■ Task prompt
Copy out the listing in full, exactly as written, but not its pictures.

Dataset excerpt
[Start]

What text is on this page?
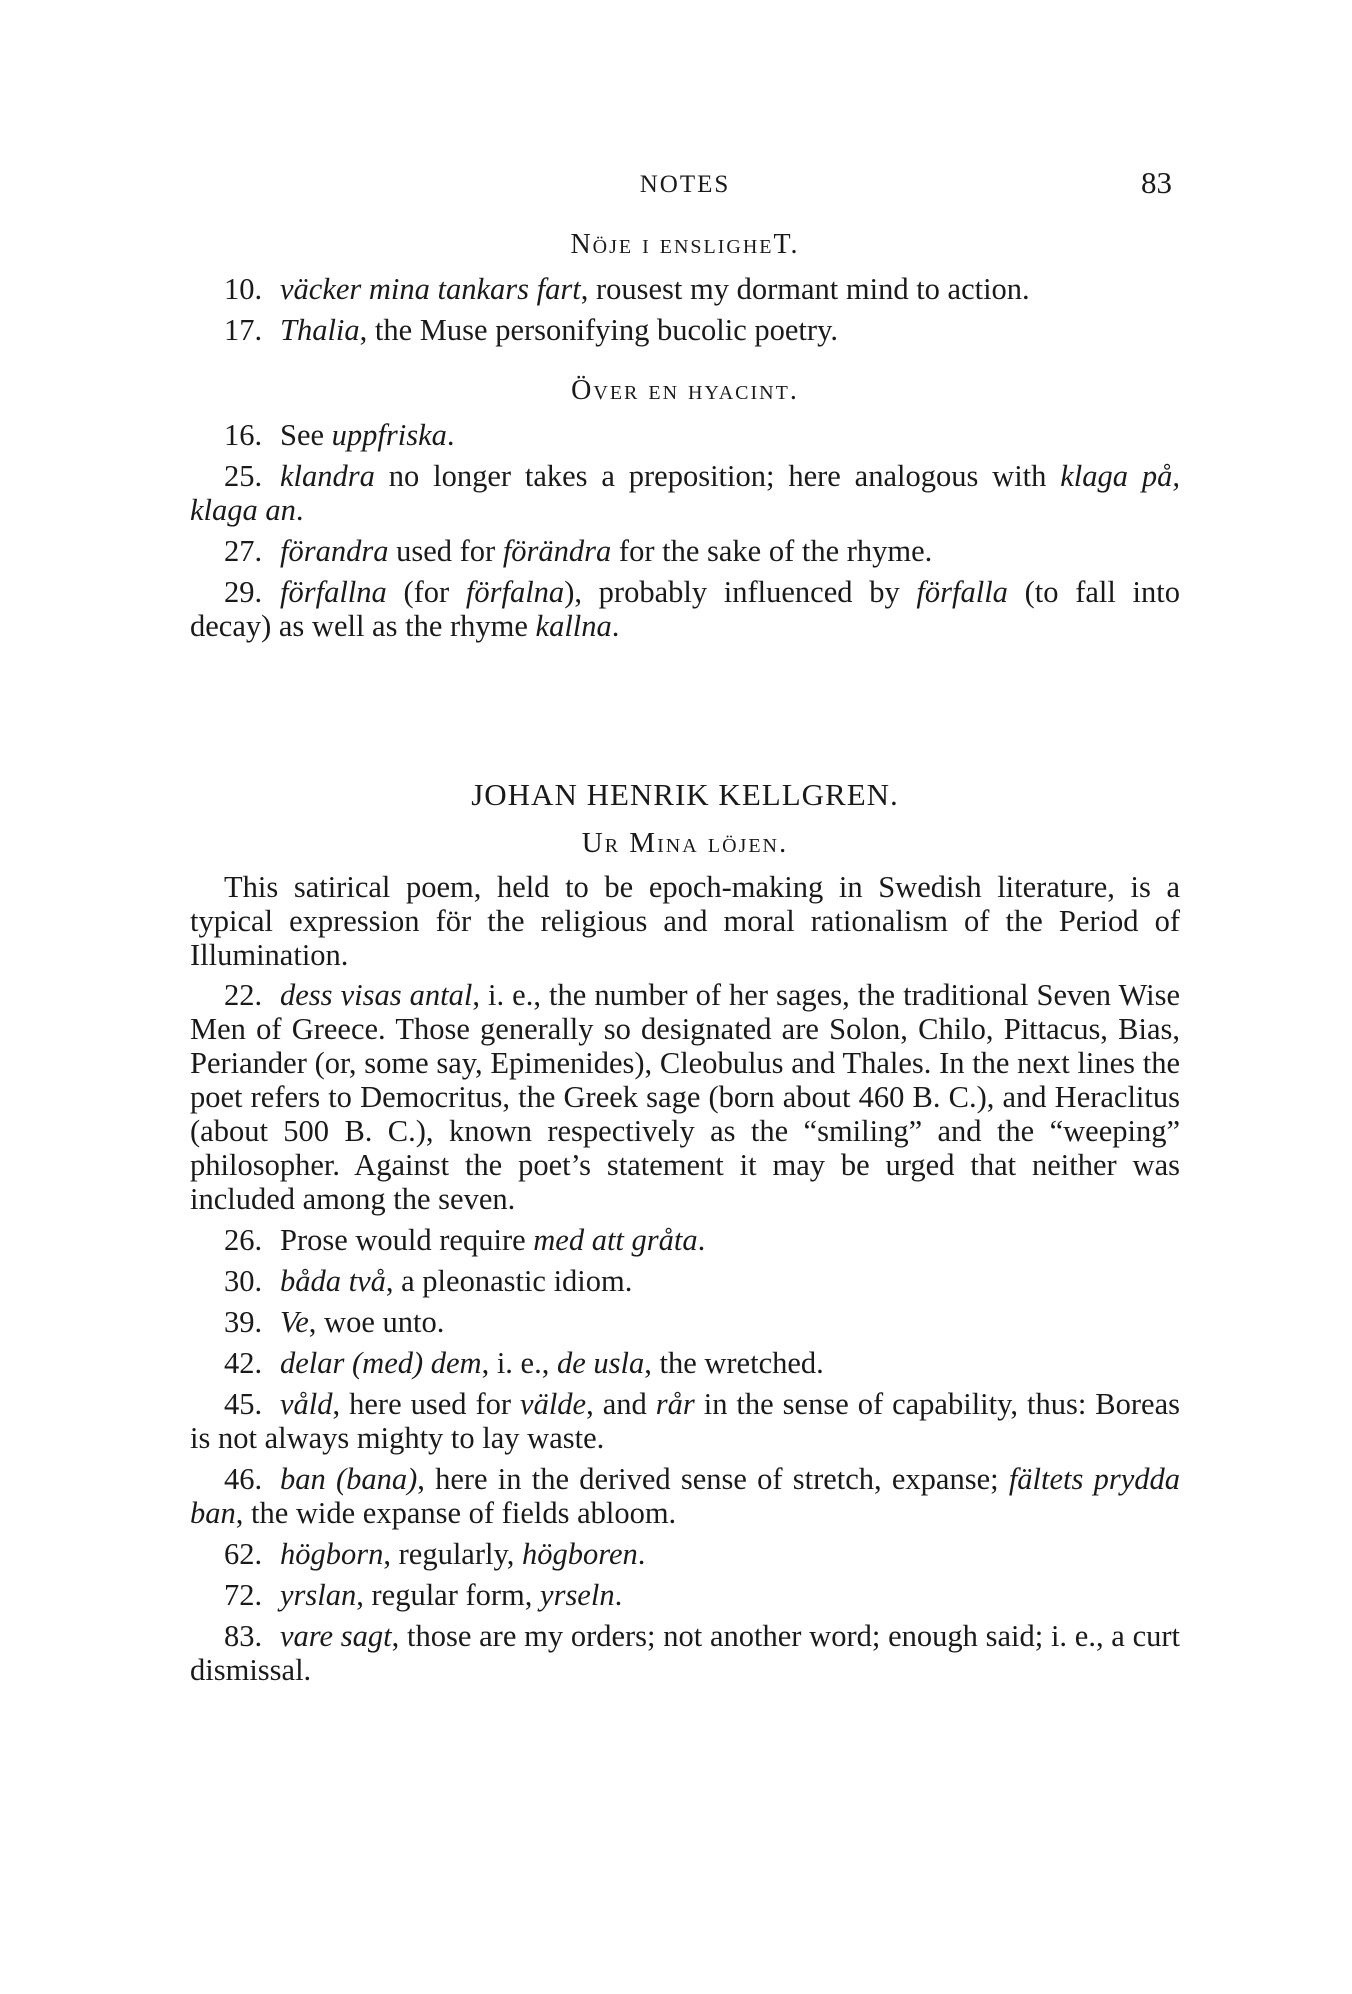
NOTES	83
Nöje i ensligheT.

10. väcker mina tankars fart, rousest my dormant mind to action.

17. Thalia, the Muse personifying bucolic poetry.

Över en hyacint.

16. See uppfriska.

25. klandra no longer takes a preposition; here analogous with klaga på, klaga an.

27. förandra used for förändra for the sake of the rhyme.

29. förfallna (for förfalna), probably influenced by förfalla (to fall into decay) as well as the rhyme kallna.

JOHAN HENRIK KELLGREN.
Ur Mina löjen.

This satirical poem, held to be epoch-making in Swedish literature, is a typical expression för the religious and moral rationalism of the Period of Illumination.

22. dess visas antal, i. e., the number of her sages, the traditional Seven Wise Men of Greece. Those generally so designated are Solon, Chilo, Pittacus, Bias, Periander (or, some say, Epimenides), Cleobulus and Thales. In the next lines the poet refers to Democritus, the Greek sage (born about 460 B. C.), and Heraclitus (about 500 B. C.), known respectively as the “smiling” and the “weeping” philosopher. Against the poet’s statement it may be urged that neither was included among the seven.

26. Prose would require med att gråta.

30. båda två, a pleonastic idiom.

39. Ve, woe unto.

42. delar (med) dem, i. e., de usla, the wretched.

45. våld, here used for välde, and rår in the sense of capability, thus: Boreas is not always mighty to lay waste.

46. ban (bana), here in the derived sense of stretch, expanse; fältets prydda ban, the wide expanse of fields abloom.

62. högborn, regularly, högboren.

72. yrslan, regular form, yrseln.

83. vare sagt, those are my orders; not another word; enough said; i. e., a curt dismissal.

[End]

■ Response below
What text is on this page?
NOTES	83
Nöje i ensligheT.

10. väcker mina tankars fart, rousest my dormant mind to action.

17. Thalia, the Muse personifying bucolic poetry.

Över en hyacint.

16. See uppfriska.

25. klandra no longer takes a preposition; here analogous with klaga på, klaga an.

27. förandra used for förändra for the sake of the rhyme.

29. förfallna (for förfalna), probably influenced by förfalla (to fall into decay) as well as the rhyme kallna.

JOHAN HENRIK KELLGREN.
Ur Mina löjen.

This satirical poem, held to be epoch-making in Swedish literature, is a typical expression för the religious and moral rationalism of the Period of Illumination.

22. dess visas antal, i. e., the number of her sages, the traditional Seven Wise Men of Greece. Those generally so designated are Solon, Chilo, Pittacus, Bias, Periander (or, some say, Epimenides), Cleobulus and Thales. In the next lines the poet refers to Democritus, the Greek sage (born about 460 B. C.), and Heraclitus (about 500 B. C.), known respectively as the “smiling” and the “weeping” philosopher. Against the poet’s statement it may be urged that neither was included among the seven.

26. Prose would require med att gråta.

30. båda två, a pleonastic idiom.

39. Ve, woe unto.

42. delar (med) dem, i. e., de usla, the wretched.

45. våld, here used for välde, and rår in the sense of capability, thus: Boreas is not always mighty to lay waste.

46. ban (bana), here in the derived sense of stretch, expanse; fältets prydda ban, the wide expanse of fields abloom.

62. högborn, regularly, högboren.

72. yrslan, regular form, yrseln.

83. vare sagt, those are my orders; not another word; enough said; i. e., a curt dismissal.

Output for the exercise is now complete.